------ TASK DATA ------

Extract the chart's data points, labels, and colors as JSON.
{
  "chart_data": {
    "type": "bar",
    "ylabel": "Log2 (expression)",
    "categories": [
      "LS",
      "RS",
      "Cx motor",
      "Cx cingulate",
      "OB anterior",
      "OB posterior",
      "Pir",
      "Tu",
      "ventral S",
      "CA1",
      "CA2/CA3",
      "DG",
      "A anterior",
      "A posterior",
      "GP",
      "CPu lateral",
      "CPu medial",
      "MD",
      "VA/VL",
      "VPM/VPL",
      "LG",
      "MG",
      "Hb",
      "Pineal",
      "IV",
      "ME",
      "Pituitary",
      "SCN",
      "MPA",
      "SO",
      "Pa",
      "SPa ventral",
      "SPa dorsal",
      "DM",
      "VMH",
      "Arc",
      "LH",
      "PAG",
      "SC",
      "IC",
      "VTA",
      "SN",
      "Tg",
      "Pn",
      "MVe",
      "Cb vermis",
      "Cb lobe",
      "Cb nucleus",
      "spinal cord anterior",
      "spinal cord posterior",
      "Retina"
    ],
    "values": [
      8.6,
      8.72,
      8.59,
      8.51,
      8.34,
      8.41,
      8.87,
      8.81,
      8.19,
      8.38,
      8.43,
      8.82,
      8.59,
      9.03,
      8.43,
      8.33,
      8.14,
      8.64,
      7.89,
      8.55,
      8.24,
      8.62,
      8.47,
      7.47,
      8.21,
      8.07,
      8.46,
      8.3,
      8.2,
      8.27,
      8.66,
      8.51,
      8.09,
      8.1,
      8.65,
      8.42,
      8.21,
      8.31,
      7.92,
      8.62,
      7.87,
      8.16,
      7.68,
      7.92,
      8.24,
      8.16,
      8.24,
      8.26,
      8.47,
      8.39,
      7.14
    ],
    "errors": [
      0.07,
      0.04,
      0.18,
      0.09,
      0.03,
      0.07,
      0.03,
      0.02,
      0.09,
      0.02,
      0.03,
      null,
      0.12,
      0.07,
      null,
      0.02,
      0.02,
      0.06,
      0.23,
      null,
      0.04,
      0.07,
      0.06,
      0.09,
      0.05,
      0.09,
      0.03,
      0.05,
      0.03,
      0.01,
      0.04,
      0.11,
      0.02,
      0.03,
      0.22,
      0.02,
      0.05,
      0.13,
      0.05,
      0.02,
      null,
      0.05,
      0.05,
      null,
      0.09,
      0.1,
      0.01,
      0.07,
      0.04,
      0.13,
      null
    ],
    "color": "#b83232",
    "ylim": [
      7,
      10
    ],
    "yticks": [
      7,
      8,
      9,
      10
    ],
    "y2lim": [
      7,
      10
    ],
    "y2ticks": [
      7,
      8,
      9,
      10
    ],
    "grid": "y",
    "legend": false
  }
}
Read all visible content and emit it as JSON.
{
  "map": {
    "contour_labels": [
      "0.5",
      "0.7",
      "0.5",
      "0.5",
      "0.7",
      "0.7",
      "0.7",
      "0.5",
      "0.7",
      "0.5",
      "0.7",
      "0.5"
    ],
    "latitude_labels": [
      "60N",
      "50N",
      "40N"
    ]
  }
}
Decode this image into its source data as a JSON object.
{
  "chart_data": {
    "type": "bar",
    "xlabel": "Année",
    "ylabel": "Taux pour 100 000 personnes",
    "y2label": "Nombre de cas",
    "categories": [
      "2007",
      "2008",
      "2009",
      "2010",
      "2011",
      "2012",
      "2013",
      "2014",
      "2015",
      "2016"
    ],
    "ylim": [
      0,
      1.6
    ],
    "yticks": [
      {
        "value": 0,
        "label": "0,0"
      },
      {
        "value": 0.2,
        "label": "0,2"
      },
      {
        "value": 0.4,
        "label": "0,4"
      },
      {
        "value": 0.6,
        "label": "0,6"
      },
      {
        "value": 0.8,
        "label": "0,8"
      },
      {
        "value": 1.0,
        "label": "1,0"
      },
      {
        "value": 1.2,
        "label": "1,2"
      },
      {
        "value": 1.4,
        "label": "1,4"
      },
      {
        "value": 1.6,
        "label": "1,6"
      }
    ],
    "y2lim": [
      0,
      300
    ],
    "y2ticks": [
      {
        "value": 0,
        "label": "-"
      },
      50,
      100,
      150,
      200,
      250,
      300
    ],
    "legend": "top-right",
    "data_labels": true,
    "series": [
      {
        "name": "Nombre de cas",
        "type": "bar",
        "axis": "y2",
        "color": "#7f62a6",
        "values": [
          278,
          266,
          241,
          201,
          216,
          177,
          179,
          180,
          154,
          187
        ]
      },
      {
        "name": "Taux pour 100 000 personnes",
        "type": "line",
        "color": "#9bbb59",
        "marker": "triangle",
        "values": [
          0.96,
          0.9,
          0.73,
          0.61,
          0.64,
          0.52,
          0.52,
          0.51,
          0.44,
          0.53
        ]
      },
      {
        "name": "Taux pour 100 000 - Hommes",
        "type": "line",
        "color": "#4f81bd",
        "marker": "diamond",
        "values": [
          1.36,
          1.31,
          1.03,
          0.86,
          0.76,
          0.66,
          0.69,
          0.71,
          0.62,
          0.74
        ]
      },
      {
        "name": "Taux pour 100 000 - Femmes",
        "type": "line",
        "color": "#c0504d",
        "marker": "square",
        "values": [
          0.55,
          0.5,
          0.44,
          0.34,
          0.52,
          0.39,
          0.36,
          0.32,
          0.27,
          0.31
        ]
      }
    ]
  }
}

------

Search the data above for the string "pour" and copy each line that has it.

    "ylabel": "Taux pour 100 000 personnes",
        "name": "Taux pour 100 000 personnes",
        "name": "Taux pour 100 000 - Hommes",
        "name": "Taux pour 100 000 - Femmes",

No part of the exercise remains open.